> **Work required**: Reproduce the entries verbatim, everything from the very first line down to and including the line that contains "376 1113 409</box>".

(Stored records)
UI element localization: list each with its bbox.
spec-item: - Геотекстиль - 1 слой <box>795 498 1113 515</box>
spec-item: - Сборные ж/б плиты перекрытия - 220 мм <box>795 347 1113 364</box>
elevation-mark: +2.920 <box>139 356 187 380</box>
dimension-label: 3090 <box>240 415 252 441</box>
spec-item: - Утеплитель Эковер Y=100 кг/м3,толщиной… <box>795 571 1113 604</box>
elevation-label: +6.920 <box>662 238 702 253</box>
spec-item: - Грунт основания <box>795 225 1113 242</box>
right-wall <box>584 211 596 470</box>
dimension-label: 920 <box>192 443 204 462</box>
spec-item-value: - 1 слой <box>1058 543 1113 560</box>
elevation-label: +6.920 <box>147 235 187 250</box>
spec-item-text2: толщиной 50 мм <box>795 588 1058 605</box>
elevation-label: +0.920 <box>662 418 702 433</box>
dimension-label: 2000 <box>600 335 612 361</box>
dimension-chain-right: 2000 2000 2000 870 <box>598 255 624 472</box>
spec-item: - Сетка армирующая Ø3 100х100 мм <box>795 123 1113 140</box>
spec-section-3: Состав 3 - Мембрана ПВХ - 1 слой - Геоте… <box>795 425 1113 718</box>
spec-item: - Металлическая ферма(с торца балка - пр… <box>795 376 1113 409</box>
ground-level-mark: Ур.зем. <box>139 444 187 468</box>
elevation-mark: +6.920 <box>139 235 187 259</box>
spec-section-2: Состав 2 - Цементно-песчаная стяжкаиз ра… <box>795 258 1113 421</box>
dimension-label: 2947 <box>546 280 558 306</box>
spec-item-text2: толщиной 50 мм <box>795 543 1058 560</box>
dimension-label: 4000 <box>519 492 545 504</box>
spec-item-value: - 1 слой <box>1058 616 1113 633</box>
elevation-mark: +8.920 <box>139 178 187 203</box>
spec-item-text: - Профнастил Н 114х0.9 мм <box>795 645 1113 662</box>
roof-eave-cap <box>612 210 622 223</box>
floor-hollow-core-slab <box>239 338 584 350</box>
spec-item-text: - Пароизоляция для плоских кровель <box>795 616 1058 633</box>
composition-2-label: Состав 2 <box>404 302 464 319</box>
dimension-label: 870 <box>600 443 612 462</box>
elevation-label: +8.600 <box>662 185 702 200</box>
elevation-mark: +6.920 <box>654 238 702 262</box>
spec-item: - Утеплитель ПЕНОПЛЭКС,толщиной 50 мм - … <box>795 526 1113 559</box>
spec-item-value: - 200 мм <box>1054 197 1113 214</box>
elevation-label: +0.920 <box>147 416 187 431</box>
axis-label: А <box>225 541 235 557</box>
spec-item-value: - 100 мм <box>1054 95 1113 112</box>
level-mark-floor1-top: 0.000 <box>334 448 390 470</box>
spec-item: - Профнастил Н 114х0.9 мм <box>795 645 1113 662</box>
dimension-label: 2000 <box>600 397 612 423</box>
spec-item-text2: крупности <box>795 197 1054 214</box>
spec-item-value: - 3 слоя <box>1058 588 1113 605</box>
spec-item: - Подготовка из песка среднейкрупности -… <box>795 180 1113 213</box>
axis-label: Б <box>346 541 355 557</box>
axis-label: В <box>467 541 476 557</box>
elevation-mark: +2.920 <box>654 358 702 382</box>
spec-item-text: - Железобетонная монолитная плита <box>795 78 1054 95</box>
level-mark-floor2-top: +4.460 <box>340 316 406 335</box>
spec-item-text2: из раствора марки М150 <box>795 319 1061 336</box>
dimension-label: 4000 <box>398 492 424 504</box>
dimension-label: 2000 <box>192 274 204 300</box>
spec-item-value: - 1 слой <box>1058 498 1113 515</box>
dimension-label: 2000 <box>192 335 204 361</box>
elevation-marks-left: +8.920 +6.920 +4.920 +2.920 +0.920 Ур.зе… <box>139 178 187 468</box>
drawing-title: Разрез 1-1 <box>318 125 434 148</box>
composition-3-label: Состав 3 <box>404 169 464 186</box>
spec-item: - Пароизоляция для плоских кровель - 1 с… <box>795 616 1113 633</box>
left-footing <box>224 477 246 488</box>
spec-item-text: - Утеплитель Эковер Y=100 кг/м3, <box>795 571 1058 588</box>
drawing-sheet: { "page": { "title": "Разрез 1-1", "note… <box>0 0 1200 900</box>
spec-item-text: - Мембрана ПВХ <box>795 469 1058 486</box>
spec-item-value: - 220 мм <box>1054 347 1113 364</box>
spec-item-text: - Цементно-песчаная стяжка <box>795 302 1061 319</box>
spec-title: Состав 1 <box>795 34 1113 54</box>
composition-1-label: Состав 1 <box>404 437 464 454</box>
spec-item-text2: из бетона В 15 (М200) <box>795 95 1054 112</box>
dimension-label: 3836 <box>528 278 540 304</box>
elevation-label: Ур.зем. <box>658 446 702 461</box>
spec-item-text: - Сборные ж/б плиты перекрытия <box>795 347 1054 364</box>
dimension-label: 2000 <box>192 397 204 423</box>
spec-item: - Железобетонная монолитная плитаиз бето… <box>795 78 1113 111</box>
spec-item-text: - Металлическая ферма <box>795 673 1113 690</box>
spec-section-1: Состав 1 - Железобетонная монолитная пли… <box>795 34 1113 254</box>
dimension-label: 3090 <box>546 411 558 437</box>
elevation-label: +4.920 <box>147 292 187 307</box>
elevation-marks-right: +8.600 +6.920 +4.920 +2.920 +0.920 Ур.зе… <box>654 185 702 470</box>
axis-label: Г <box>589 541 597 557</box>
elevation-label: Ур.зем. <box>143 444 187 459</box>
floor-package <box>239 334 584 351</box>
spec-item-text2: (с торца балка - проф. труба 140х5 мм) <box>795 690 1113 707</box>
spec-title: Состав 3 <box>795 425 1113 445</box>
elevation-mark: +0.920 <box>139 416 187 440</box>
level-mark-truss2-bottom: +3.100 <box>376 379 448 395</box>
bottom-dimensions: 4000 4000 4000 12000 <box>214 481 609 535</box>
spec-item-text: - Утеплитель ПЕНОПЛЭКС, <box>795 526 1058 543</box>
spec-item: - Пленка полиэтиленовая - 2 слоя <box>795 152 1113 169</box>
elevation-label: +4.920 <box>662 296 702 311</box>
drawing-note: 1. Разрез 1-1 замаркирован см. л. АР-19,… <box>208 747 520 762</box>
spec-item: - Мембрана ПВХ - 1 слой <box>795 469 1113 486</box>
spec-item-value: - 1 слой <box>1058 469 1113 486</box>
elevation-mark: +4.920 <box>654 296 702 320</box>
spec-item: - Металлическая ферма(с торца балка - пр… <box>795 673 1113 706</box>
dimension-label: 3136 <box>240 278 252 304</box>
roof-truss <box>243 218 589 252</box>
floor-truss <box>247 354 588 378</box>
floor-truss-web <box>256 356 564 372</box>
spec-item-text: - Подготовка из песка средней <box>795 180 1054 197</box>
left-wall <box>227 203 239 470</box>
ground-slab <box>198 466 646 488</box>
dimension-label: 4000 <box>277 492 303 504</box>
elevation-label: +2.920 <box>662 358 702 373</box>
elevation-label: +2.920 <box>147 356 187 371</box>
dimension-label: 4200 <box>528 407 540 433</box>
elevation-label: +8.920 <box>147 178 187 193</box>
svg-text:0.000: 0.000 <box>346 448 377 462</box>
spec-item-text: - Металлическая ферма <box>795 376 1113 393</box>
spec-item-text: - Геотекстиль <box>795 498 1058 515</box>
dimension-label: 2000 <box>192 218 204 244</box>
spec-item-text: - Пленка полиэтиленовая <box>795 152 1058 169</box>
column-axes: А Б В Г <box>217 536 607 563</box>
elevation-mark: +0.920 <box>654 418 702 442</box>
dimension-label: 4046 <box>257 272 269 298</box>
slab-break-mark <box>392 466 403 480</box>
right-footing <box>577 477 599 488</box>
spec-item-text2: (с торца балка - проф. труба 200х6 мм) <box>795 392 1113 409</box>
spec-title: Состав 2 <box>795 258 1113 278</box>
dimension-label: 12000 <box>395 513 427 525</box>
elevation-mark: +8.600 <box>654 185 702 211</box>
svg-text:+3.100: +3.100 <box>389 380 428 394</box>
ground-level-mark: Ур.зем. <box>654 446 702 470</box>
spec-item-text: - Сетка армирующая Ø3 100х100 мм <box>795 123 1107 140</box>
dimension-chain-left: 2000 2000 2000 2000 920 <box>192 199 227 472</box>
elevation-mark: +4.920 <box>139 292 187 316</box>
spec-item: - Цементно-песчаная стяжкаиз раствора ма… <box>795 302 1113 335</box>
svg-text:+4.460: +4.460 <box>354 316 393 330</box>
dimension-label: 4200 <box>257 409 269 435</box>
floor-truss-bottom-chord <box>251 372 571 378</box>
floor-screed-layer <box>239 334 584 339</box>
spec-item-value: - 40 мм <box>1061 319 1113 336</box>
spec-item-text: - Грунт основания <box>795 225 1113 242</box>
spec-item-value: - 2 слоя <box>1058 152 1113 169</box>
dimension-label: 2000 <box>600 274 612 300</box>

> **Result**:
UI element localization: list each with its bbox.
spec-item: - Геотекстиль - 1 слой <box>795 498 1113 515</box>
spec-item: - Сборные ж/б плиты перекрытия - 220 мм <box>795 347 1113 364</box>
elevation-mark: +2.920 <box>139 356 187 380</box>
dimension-label: 3090 <box>240 415 252 441</box>
spec-item: - Утеплитель Эковер Y=100 кг/м3,толщиной… <box>795 571 1113 604</box>
elevation-label: +6.920 <box>662 238 702 253</box>
spec-item: - Грунт основания <box>795 225 1113 242</box>
right-wall <box>584 211 596 470</box>
dimension-label: 920 <box>192 443 204 462</box>
spec-item-value: - 1 слой <box>1058 543 1113 560</box>
elevation-label: +6.920 <box>147 235 187 250</box>
spec-item-text2: толщиной 50 мм <box>795 588 1058 605</box>
elevation-label: +0.920 <box>662 418 702 433</box>
dimension-label: 2000 <box>600 335 612 361</box>
dimension-chain-right: 2000 2000 2000 870 <box>598 255 624 472</box>
spec-item: - Сетка армирующая Ø3 100х100 мм <box>795 123 1113 140</box>
spec-section-3: Состав 3 - Мембрана ПВХ - 1 слой - Геоте… <box>795 425 1113 718</box>
spec-item: - Металлическая ферма(с торца балка - пр… <box>795 376 1113 409</box>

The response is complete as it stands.